WRITTEN EXERCISE
Gather the lines from the material that contain "affordable".

SUPPLIED INFORMATION
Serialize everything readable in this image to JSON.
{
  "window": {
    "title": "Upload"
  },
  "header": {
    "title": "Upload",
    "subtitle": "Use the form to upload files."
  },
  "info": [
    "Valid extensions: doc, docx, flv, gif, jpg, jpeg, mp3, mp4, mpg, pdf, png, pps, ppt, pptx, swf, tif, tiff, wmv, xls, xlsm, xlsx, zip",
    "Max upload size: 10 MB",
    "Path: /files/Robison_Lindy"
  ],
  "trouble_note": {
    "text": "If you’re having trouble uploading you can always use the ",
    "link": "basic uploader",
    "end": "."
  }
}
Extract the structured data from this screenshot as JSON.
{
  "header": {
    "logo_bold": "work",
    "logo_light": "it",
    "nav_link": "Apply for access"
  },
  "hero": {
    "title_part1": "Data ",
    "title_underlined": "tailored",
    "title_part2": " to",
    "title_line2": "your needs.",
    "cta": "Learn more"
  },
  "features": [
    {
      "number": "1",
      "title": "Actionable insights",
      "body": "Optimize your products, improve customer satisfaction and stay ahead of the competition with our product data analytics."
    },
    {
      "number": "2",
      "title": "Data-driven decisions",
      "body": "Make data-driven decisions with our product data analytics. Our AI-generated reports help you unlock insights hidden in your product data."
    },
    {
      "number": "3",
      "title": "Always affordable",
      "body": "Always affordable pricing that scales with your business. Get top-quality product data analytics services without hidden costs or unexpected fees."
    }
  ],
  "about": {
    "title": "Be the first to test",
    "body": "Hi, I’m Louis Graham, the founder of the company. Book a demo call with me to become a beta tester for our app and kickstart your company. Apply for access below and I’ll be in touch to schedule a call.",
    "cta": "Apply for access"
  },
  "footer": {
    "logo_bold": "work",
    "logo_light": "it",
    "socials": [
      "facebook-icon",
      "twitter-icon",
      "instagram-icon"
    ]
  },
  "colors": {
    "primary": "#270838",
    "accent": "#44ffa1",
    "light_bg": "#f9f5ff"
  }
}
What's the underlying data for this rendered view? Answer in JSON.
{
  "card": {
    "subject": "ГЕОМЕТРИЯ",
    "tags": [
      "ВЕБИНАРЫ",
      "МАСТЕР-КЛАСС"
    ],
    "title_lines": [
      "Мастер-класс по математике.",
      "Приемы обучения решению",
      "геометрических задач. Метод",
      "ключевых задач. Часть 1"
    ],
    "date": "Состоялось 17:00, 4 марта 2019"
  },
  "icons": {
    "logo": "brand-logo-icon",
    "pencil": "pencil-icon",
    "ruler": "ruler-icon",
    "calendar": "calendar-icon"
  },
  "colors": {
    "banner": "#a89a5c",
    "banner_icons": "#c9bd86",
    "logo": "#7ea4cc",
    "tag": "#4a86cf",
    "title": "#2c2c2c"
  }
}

RESULT
      "title": "Always affordable",
      "body": "Always affordable pricing that scales with your business. Get top-quality product data analytics services without hidden costs or unexpected fees."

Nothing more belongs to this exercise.